• [AIM]:
Please print all of the material below, word for word.

• [MATERIAL FOR THIS EXERCISE]:
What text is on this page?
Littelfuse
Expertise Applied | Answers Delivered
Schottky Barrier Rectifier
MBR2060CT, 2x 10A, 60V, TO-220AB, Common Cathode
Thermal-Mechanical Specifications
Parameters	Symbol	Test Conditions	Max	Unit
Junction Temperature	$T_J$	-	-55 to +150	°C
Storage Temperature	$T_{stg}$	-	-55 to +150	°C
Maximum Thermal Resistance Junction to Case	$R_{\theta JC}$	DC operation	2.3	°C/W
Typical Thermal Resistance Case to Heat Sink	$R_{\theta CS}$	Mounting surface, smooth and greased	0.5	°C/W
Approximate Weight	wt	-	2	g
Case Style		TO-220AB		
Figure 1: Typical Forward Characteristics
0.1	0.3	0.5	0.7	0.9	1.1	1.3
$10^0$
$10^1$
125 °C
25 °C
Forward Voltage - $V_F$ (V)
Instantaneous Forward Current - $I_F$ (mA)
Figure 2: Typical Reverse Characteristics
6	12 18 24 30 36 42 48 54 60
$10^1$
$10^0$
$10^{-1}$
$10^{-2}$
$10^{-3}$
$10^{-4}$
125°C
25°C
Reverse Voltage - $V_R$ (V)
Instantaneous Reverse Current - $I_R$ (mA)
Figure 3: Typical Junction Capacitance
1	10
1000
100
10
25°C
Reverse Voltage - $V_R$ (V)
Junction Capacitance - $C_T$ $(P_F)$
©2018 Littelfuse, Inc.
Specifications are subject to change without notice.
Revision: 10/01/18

• [OUTPUT OF THE EXERCISE]:
What text is on this page?
Littelfuse
Expertise Applied | Answers Delivered
Schottky Barrier Rectifier
MBR2060CT, 2x 10A, 60V, TO-220AB, Common Cathode
Thermal-Mechanical Specifications
Parameters	Symbol	Test Conditions	Max	Unit
Junction Temperature	$T_J$	-	-55 to +150	°C
Storage Temperature	$T_{stg}$	-	-55 to +150	°C
Maximum Thermal Resistance Junction to Case	$R_{\theta JC}$	DC operation	2.3	°C/W
Typical Thermal Resistance Case to Heat Sink	$R_{\theta CS}$	Mounting surface, smooth and greased	0.5	°C/W
Approximate Weight	wt	-	2	g
Case Style		TO-220AB		
Figure 1: Typical Forward Characteristics
0.1	0.3	0.5	0.7	0.9	1.1	1.3
$10^0$
$10^1$
125 °C
25 °C
Forward Voltage - $V_F$ (V)
Instantaneous Forward Current - $I_F$ (mA)
Figure 2: Typical Reverse Characteristics
6	12 18 24 30 36 42 48 54 60
$10^1$
$10^0$
$10^{-1}$
$10^{-2}$
$10^{-3}$
$10^{-4}$
125°C
25°C
Reverse Voltage - $V_R$ (V)
Instantaneous Reverse Current - $I_R$ (mA)
Figure 3: Typical Junction Capacitance
1	10
1000
100
10
25°C
Reverse Voltage - $V_R$ (V)
Junction Capacitance - $C_T$ $(P_F)$
©2018 Littelfuse, Inc.
Specifications are subject to change without notice.
Revision: 10/01/18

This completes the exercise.